EXTRAIT DU DOCUMENT
=-=-=-=-=

Mais la peur est-elle le prix de la conversion à laquelle nous invite l’évangile ? J’ai comme quelques doutes à ce sujet. Des doutes que Jean lui-même m’invite à dissiper.

Jean nous propose un autre baptême, différent de celui qui se passe dans  l’eau. Il l’appelle « baptême dans l’Esprit ». Et il ajoute que seul « celui qui vient derrière lui et qui est plus fort que lui » est capable de l’administrer.

Alors, chers amis et amies, avons-nous reçu ce baptême dans l’Esprit et non seulement celui de l’eau qui nous a inscrit sur un registre paroissial et qui donna lieu à une fête familiale qui faisait danser de joie nos grands-mères ?

Baptême de l’Esprit…baptême du feu de l’Esprit, de l’amour  qui fait de nous frères et sœurs de Jésus et de tous ceux et celles qui portent en eux l’image de Dieu. Même si hélas il lui arrive d’être déformée.

Un baptême qui a le goût de la joie de croire et non pas celui de la crainte que pourraient inspirer tous les enfers du monde : ceux d’ici-bas ou celui de l’au-delà.

=-=-=-=-=

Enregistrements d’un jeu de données
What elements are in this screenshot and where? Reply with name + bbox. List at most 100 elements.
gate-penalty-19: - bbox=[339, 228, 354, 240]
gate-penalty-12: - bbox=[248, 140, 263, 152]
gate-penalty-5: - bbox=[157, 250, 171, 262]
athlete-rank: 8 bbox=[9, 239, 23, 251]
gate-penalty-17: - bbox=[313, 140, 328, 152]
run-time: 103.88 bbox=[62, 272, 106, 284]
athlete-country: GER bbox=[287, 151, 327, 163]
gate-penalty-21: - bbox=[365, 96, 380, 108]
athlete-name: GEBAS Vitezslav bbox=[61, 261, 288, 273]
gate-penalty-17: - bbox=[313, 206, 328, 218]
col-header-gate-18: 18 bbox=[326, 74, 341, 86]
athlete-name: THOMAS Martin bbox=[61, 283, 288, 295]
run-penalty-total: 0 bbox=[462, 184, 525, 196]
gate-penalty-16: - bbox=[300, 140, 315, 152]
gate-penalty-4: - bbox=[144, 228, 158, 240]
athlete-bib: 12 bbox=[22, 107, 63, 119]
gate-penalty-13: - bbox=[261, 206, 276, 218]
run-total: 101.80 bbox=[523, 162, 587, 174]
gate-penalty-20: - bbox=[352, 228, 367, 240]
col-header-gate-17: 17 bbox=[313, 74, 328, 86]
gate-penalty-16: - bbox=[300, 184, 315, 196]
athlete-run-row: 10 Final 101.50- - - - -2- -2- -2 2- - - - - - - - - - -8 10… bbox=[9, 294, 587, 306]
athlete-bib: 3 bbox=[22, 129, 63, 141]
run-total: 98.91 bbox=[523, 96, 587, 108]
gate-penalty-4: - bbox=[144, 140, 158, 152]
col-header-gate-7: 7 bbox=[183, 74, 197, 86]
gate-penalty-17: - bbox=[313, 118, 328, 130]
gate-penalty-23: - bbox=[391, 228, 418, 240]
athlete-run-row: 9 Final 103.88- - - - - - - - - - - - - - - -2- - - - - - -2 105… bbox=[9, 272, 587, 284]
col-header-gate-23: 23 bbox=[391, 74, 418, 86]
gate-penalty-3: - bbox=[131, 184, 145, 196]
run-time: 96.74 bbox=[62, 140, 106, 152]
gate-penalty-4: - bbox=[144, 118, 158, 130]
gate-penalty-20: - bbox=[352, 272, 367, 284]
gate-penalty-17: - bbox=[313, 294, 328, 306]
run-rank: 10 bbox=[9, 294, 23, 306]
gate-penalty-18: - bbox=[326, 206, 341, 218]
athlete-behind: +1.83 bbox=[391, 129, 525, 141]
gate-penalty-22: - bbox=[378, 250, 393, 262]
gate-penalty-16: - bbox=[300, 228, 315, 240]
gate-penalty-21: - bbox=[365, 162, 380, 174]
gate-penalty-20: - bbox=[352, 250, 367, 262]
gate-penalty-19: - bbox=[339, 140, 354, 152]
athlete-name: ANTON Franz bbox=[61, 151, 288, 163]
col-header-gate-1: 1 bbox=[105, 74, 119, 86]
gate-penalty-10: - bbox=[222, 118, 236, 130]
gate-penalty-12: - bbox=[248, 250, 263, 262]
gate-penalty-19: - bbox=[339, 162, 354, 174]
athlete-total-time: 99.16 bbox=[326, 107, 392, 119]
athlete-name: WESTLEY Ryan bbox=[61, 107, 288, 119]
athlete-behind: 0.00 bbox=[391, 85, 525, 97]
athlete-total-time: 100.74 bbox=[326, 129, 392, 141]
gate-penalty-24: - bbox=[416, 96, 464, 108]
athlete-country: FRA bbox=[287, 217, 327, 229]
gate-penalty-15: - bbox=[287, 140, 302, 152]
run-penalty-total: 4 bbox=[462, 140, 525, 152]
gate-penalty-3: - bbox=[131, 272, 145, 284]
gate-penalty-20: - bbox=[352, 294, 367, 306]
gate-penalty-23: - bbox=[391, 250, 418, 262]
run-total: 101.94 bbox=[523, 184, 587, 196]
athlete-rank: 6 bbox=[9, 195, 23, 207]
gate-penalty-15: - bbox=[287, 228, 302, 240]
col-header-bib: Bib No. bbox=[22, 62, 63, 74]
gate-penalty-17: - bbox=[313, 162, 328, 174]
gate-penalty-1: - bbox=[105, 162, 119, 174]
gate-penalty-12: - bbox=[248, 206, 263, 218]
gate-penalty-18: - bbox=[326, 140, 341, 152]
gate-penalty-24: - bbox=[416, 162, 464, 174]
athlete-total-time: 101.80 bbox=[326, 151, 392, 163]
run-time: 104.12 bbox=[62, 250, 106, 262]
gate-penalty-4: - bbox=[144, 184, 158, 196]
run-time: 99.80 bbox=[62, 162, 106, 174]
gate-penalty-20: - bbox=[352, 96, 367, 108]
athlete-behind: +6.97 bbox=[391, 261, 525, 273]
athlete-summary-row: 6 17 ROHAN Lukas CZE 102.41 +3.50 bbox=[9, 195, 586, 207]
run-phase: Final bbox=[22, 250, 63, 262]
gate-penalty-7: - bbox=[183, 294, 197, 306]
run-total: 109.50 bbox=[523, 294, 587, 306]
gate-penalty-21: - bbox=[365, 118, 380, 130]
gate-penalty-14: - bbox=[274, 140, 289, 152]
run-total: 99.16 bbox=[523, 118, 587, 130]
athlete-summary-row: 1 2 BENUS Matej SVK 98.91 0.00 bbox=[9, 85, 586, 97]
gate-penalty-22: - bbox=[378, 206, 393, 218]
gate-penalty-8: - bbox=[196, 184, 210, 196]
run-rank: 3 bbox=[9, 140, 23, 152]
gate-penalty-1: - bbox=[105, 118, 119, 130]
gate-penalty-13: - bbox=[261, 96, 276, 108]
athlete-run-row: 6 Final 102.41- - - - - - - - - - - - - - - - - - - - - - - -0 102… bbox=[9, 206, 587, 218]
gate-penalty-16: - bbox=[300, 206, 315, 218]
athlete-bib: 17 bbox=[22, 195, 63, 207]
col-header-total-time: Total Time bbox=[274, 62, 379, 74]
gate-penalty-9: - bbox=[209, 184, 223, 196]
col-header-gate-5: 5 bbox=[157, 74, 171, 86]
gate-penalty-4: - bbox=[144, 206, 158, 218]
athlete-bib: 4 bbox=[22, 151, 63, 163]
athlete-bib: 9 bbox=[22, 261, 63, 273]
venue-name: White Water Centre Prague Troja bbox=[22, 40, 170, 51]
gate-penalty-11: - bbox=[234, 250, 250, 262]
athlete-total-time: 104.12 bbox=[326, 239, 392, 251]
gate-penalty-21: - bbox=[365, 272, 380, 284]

=-=-=-=-=

OBJECTIF ÉNONCÉ 1
Indiquez si chacun des énoncés suivants concorde avec l’extrait du document. Répondez par oui ou par non et citez à chaque fois les mots décisifs de l’extrait. (a) Jean nomme l’autre baptême « baptême dans l’Esprit ». (b) Tout prêtre peut administrer ce baptême. (c) Ce baptême a le goût de la crainte.
OBJECTIF ÉNONCÉ 2
Disposez en liste JSON de chaînes, à raison d’une chaîne par ligne et sans lignes vides, les lignes des enregistrements. Commencez à la première ligne des enregistrements et arrêtez-vous après celle qui contient « col-header-gate-7: 7 bbox=[183, 74, 197, 86] », bornes incluses.

PRODUCTION ATTENDUE 1
(a) Oui : « Il l’appelle « baptême dans l’Esprit » ».
(b) Non : « seul « celui qui vient derrière lui et qui est plus fort que lui » est capable de l’administrer ».
(c) Non : « Un baptême qui a le goût de la joie de croire et non pas celui de la crainte ».

PRODUCTION ATTENDUE 2
[
  "What elements are in this screenshot and where? Reply with name + bbox. List at most 100 elements.",
  "gate-penalty-19: - bbox=[339, 228, 354, 240]",
  "gate-penalty-12: - bbox=[248, 140, 263, 152]",
  "gate-penalty-5: - bbox=[157, 250, 171, 262]",
  "athlete-rank: 8 bbox=[9, 239, 23, 251]",
  "gate-penalty-17: - bbox=[313, 140, 328, 152]",
  "run-time: 103.88 bbox=[62, 272, 106, 284]",
  "athlete-country: GER bbox=[287, 151, 327, 163]",
  "gate-penalty-21: - bbox=[365, 96, 380, 108]",
  "athlete-name: GEBAS Vitezslav bbox=[61, 261, 288, 273]",
  "gate-penalty-17: - bbox=[313, 206, 328, 218]",
  "col-header-gate-18: 18 bbox=[326, 74, 341, 86]",
  "athlete-name: THOMAS Martin bbox=[61, 283, 288, 295]",
  "run-penalty-total: 0 bbox=[462, 184, 525, 196]",
  "gate-penalty-16: - bbox=[300, 140, 315, 152]",
  "gate-penalty-4: - bbox=[144, 228, 158, 240]",
  "athlete-bib: 12 bbox=[22, 107, 63, 119]",
  "gate-penalty-13: - bbox=[261, 206, 276, 218]",
  "run-total: 101.80 bbox=[523, 162, 587, 174]",
  "gate-penalty-20: - bbox=[352, 228, 367, 240]",
  "col-header-gate-17: 17 bbox=[313, 74, 328, 86]",
  "gate-penalty-16: - bbox=[300, 184, 315, 196]",
  "athlete-run-row: 10 Final 101.50- - - - -2- -2- -2 2- - - - - - - - - - -8 10… bbox=[9, 294, 587, 306]",
  "athlete-bib: 3 bbox=[22, 129, 63, 141]",
  "run-total: 98.91 bbox=[523, 96, 587, 108]",
  "gate-penalty-4: - bbox=[144, 140, 158, 152]",
  "col-header-gate-7: 7 bbox=[183, 74, 197, 86]"
]